_Short exercise_
In the material below, find all lines with the string "губерніи" and copy them.
^^^^^^^^
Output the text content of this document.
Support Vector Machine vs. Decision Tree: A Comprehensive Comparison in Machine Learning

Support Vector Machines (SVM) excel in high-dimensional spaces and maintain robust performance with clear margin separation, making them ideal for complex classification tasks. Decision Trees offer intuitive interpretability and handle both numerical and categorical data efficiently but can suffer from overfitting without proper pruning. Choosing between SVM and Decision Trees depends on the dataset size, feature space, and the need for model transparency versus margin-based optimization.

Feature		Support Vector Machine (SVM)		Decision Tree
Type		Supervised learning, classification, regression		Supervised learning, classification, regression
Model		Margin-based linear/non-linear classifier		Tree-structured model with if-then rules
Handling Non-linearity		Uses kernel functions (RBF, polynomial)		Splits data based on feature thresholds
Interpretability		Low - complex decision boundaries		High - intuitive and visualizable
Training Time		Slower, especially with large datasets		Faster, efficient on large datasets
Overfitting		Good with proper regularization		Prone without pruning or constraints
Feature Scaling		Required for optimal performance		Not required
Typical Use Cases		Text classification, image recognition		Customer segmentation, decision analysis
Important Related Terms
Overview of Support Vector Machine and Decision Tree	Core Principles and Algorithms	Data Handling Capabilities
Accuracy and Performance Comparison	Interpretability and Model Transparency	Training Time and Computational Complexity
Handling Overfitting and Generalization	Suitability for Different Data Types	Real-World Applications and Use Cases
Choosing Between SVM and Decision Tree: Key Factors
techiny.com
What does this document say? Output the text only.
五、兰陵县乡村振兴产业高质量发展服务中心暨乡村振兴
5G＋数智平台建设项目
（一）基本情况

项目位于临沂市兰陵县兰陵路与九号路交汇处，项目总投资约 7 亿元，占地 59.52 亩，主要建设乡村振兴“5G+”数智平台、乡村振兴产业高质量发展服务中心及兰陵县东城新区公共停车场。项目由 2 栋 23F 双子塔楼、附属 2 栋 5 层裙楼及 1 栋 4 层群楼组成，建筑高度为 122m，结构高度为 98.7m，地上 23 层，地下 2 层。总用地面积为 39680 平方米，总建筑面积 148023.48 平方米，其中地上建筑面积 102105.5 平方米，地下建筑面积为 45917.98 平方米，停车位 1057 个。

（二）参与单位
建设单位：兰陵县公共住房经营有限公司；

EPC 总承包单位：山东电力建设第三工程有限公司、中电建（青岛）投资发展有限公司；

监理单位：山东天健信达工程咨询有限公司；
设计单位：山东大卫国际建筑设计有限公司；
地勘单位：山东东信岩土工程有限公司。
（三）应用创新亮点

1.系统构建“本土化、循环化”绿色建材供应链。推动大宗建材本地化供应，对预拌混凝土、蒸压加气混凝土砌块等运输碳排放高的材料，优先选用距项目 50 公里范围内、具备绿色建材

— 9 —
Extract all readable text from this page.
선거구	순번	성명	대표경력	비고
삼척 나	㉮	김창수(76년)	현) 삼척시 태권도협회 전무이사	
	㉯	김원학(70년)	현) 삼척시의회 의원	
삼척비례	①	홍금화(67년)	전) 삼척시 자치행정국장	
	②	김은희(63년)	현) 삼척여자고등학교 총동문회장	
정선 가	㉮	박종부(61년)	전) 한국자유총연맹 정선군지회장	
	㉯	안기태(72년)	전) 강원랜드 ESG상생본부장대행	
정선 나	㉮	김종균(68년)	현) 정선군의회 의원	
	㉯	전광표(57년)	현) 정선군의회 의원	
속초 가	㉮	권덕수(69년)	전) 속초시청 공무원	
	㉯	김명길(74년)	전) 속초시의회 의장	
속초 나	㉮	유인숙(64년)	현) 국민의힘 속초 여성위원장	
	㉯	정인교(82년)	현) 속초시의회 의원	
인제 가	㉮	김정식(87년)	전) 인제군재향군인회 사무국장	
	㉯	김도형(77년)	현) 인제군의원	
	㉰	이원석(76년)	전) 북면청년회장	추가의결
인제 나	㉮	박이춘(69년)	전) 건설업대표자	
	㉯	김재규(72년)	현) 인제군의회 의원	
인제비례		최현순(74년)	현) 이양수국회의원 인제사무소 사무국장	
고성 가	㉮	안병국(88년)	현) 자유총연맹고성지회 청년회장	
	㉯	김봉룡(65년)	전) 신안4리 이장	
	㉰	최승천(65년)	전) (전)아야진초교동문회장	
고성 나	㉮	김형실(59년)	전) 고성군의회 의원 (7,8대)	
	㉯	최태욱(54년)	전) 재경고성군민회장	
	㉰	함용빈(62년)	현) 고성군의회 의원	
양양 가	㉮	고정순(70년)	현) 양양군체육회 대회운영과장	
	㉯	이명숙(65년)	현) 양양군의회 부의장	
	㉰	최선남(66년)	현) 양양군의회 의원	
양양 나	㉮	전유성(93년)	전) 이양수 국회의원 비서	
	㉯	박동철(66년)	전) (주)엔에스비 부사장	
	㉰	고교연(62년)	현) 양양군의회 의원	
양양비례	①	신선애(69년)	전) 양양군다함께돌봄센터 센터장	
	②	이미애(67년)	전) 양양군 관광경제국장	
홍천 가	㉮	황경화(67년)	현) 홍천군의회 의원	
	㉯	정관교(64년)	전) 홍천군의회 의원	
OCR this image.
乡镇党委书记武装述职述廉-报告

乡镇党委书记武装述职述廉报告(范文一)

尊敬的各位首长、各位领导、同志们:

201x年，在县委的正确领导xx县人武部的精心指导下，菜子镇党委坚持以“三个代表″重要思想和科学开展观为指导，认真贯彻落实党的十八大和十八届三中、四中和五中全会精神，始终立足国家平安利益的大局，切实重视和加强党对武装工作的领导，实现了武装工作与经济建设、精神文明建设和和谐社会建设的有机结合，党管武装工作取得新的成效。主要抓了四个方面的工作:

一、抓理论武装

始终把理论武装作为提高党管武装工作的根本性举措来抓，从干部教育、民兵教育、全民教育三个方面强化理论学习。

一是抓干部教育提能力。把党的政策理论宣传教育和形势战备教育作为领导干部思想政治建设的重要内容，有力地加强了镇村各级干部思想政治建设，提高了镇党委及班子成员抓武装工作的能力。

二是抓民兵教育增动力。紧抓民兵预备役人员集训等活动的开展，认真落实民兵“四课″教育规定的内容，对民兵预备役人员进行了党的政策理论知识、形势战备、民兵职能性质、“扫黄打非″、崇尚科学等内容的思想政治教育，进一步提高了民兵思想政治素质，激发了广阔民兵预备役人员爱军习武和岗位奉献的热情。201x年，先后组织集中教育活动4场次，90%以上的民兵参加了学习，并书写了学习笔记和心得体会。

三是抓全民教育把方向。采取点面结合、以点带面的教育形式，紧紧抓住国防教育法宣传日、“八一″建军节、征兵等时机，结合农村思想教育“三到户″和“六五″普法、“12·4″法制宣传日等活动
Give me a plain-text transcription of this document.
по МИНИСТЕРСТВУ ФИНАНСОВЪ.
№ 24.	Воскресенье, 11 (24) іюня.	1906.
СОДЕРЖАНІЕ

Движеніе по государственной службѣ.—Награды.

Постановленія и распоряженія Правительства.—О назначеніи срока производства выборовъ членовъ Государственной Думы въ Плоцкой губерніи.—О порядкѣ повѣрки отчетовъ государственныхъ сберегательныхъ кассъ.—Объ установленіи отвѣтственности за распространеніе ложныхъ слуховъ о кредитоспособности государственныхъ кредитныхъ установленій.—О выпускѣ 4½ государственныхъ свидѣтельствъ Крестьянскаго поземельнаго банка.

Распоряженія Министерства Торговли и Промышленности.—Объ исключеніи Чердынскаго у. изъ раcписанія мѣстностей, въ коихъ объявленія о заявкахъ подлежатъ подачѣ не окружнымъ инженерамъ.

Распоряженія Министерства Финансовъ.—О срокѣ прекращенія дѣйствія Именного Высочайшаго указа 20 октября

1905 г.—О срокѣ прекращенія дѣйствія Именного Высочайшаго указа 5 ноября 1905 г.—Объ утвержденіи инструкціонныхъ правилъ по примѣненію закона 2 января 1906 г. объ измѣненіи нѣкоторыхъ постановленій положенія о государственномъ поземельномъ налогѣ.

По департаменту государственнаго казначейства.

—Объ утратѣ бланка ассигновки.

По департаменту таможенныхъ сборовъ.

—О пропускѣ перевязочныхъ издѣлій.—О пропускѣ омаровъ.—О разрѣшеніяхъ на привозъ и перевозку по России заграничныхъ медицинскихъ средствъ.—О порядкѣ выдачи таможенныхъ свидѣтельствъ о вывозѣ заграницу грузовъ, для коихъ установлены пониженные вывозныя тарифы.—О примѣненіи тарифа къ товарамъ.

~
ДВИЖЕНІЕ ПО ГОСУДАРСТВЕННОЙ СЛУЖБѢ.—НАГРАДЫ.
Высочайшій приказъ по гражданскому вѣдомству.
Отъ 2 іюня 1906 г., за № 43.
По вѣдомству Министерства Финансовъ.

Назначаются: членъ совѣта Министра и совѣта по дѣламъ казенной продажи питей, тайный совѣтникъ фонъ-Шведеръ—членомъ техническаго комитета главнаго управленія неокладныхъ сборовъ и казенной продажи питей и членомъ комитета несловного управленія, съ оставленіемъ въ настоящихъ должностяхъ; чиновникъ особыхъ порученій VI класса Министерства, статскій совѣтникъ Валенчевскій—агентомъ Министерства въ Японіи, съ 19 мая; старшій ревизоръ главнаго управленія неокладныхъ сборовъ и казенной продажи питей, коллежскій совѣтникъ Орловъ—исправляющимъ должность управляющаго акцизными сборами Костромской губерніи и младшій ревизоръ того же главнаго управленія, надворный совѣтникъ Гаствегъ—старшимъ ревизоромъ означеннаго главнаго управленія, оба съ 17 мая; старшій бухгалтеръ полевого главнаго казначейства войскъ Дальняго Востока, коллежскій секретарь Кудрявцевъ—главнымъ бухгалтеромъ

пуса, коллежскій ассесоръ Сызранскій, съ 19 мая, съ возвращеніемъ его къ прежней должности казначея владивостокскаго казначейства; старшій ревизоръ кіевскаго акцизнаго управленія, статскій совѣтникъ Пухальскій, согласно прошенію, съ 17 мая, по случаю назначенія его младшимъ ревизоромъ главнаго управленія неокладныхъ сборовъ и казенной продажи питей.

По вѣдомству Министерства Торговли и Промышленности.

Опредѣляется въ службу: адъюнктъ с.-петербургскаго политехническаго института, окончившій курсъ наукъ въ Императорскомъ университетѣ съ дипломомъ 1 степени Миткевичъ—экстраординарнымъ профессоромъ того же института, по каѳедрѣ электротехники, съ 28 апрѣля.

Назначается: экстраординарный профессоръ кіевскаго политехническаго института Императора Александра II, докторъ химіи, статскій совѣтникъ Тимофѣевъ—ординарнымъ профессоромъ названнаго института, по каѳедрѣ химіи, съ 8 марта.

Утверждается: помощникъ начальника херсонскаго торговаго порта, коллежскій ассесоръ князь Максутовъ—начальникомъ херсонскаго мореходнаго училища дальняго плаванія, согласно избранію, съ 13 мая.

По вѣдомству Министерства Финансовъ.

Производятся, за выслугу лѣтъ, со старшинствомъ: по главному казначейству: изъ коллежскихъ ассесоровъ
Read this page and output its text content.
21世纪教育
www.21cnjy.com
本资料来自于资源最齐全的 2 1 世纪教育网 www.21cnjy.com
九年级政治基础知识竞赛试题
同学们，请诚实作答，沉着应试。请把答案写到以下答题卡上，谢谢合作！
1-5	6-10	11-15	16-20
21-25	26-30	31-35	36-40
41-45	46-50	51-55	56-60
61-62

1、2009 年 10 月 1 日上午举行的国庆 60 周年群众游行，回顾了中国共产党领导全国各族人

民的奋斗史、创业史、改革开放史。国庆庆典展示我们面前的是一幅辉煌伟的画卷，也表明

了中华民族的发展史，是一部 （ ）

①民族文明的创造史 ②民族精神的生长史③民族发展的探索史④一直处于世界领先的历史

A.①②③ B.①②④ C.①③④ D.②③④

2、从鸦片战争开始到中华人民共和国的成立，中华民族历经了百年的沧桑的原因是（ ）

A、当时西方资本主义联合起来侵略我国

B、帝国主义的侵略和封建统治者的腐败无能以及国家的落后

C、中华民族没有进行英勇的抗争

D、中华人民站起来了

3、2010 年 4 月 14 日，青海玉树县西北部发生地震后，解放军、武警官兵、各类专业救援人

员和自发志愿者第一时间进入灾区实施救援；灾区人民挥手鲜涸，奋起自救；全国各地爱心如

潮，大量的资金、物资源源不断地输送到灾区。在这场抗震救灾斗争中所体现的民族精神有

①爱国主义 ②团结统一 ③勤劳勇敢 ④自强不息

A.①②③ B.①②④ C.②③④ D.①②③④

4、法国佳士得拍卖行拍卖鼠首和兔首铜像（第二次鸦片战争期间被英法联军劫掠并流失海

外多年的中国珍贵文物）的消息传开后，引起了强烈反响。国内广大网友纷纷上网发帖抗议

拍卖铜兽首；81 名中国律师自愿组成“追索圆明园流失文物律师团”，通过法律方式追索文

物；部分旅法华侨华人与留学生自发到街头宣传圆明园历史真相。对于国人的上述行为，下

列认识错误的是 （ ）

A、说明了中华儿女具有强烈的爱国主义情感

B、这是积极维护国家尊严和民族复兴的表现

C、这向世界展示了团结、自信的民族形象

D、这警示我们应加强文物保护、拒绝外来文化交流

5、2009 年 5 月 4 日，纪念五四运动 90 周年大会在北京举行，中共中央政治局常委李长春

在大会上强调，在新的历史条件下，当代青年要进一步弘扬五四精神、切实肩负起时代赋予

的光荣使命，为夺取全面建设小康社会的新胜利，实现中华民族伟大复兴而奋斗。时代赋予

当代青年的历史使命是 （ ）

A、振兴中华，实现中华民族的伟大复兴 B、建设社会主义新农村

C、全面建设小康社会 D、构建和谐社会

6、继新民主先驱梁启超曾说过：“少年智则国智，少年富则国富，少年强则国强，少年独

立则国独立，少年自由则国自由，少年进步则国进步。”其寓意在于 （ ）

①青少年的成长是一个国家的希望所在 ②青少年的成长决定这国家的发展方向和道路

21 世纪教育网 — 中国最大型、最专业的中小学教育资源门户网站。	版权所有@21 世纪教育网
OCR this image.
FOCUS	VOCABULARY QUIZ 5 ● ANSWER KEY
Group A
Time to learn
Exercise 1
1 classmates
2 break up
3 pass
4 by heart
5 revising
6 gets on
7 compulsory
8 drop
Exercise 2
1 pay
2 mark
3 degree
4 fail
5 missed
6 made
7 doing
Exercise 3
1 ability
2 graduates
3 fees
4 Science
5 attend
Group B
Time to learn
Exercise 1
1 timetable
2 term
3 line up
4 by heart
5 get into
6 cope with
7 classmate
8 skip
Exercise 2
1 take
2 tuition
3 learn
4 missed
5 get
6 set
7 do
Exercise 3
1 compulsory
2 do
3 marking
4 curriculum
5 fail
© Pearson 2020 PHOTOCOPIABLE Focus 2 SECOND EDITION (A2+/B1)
^^^^^^^^
_Output for this task_
Постановленія и распоряженія Правительства.—О назначеніи срока производства выборовъ членовъ Государственной Думы въ Плоцкой губерніи.—О порядкѣ повѣрки отчетовъ государственныхъ сберегательныхъ кассъ.—Объ установленіи отвѣтственности за распространеніе ложныхъ слуховъ о кредитоспособности государственныхъ кредитныхъ установленій.—О выпускѣ 4½ государственныхъ свидѣтельствъ Крестьянскаго поземельнаго банка.
Назначаются: членъ совѣта Министра и совѣта по дѣламъ казенной продажи питей, тайный совѣтникъ фонъ-Шведеръ—членомъ техническаго комитета главнаго управленія неокладныхъ сборовъ и казенной продажи питей и членомъ комитета несловного управленія, съ оставленіемъ въ настоящихъ должностяхъ; чиновникъ особыхъ порученій VI класса Министерства, статскій совѣтникъ Валенчевскій—агентомъ Министерства въ Японіи, съ 19 мая; старшій ревизоръ главнаго управленія неокладныхъ сборовъ и казенной продажи питей, коллежскій совѣтникъ Орловъ—исправляющимъ должность управляющаго акцизными сборами Костромской губерніи и младшій ревизоръ того же главнаго управленія, надворный совѣтникъ Гаствегъ—старшимъ ревизоромъ означеннаго главнаго управленія, оба съ 17 мая; старшій бухгалтеръ полевого главнаго казначейства войскъ Дальняго Востока, коллежскій секретарь Кудрявцевъ—главнымъ бухгалтеромъ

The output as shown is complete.